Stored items
━━━━━━━━━━━━━━━━━━━━

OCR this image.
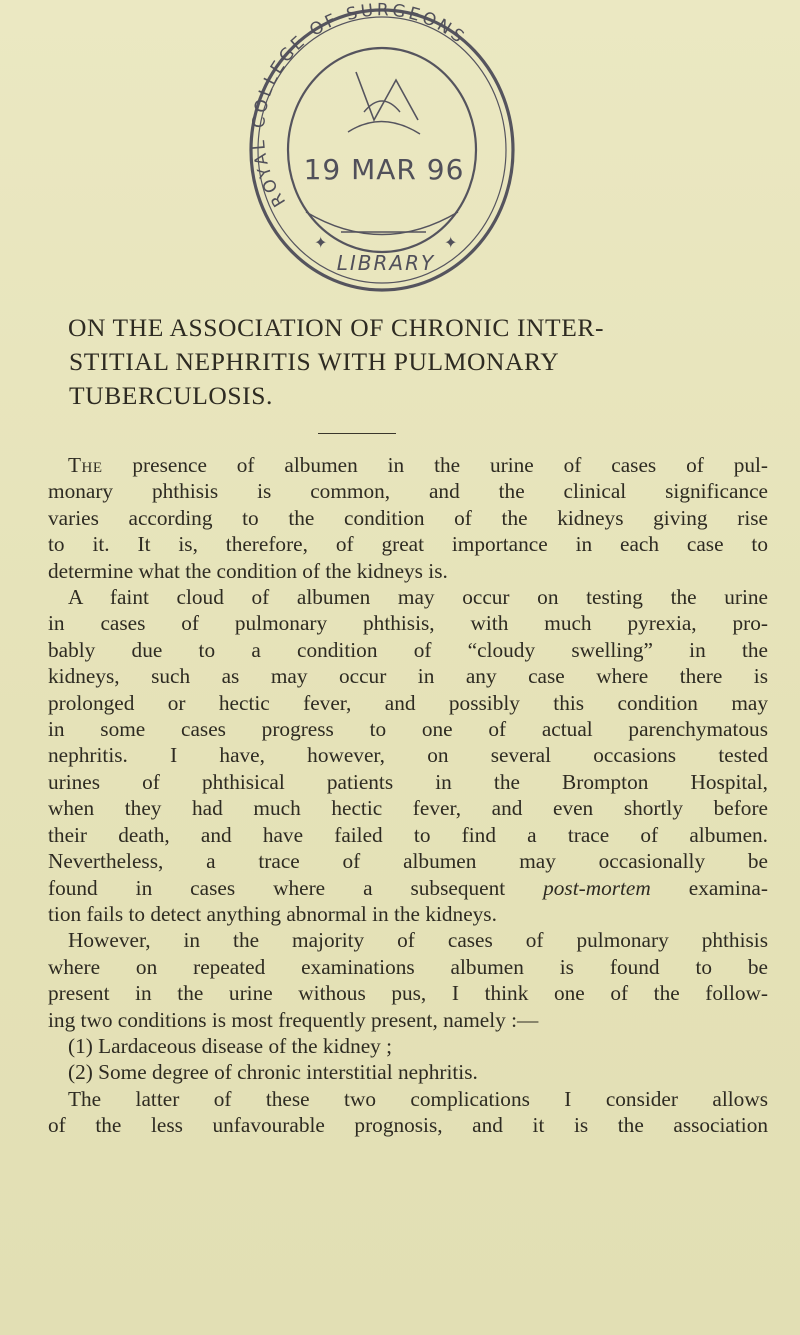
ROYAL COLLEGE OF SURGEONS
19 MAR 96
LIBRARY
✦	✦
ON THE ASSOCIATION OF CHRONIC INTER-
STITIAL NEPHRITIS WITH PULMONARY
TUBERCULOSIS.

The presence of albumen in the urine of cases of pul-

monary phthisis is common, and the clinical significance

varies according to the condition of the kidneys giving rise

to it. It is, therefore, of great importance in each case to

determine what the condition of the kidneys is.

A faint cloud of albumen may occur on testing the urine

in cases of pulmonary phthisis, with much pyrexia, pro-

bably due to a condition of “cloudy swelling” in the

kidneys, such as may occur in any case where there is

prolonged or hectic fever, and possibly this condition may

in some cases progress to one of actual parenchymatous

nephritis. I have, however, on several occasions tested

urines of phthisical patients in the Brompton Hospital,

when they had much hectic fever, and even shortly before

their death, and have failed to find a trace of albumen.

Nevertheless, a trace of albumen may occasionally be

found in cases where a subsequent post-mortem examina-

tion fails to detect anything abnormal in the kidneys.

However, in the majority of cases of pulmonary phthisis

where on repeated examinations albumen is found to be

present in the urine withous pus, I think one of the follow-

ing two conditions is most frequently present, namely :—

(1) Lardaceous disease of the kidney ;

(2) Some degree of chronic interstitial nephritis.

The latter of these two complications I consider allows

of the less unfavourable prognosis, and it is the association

━━━━━━━━━━━━━━━━━━━━

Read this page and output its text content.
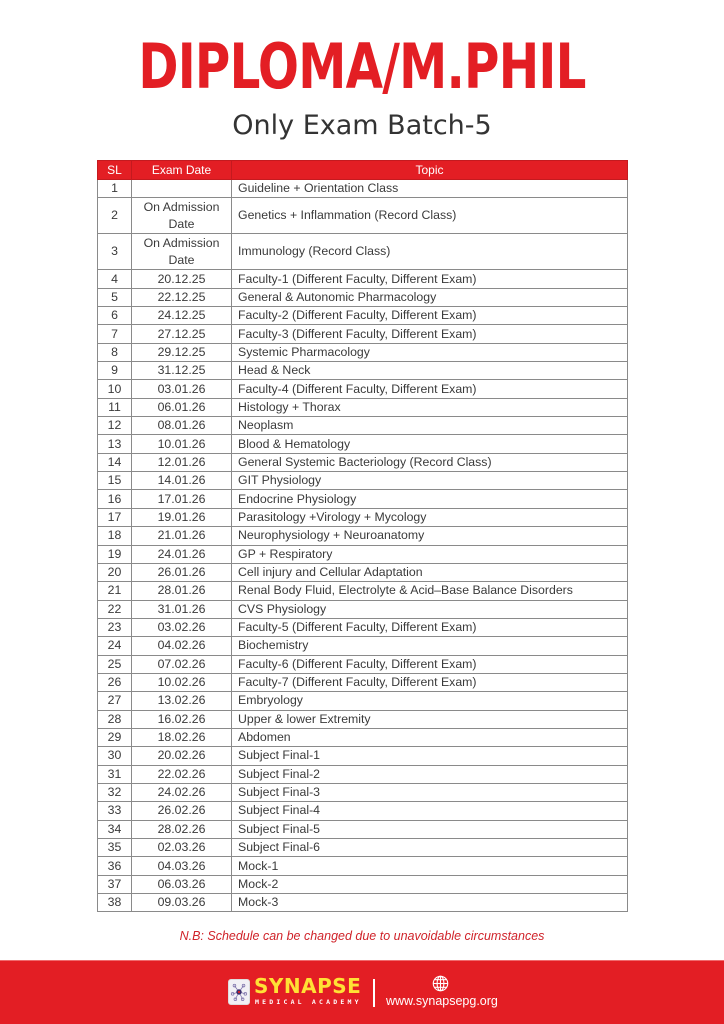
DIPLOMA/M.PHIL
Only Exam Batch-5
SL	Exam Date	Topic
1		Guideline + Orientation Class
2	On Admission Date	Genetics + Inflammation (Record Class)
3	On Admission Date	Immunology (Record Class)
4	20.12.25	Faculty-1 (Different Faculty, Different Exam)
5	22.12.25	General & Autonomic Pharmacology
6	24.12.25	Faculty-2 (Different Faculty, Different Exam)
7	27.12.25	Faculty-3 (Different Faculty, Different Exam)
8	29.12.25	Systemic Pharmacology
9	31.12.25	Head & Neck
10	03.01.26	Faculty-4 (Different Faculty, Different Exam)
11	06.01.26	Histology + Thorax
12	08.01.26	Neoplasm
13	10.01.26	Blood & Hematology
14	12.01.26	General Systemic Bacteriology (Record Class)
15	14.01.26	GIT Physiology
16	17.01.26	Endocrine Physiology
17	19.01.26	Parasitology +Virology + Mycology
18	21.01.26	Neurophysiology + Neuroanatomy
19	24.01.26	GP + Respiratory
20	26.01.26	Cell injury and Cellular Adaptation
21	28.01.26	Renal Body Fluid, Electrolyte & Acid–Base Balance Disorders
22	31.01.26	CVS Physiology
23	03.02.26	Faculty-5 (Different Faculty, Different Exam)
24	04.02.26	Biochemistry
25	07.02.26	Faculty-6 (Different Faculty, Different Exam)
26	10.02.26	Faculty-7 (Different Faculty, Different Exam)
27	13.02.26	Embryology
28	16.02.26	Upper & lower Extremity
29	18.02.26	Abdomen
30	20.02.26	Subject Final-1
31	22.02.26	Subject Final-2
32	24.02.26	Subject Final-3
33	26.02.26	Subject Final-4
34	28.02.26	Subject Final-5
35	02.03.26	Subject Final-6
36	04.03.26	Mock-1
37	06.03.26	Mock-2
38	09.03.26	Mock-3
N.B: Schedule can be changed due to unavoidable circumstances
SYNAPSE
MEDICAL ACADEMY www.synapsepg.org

━━━━━━━━━━━━━━━━━━━━

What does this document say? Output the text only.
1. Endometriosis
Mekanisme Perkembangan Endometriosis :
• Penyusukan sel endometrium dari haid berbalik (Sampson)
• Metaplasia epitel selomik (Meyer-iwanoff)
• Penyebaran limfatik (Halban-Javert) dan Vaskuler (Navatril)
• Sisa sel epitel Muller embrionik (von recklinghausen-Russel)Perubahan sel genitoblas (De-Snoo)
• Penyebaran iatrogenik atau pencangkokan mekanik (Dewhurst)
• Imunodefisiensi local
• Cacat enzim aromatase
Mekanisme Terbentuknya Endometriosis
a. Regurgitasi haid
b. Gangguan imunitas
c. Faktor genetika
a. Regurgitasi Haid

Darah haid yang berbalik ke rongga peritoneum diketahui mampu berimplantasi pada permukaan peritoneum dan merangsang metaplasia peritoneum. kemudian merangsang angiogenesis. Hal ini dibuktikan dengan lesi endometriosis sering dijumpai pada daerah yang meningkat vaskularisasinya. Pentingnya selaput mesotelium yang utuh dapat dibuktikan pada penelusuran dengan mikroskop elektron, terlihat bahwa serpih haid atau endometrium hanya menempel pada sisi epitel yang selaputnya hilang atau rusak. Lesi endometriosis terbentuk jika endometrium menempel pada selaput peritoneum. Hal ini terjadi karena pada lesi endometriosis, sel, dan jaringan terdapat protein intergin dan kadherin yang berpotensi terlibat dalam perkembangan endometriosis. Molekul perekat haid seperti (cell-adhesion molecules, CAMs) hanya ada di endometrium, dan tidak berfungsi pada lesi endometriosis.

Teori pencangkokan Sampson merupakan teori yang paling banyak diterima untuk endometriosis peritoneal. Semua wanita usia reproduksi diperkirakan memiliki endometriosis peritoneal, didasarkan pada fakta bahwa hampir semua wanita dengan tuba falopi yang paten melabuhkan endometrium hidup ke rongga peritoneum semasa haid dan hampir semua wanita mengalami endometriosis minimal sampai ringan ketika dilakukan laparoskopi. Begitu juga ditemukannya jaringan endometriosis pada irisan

━━━━━━━━━━━━━━━━━━━━

To do:
Considering each line of the records on its own, count those that contain "where" and give only that number.

Solution to this exercise:
3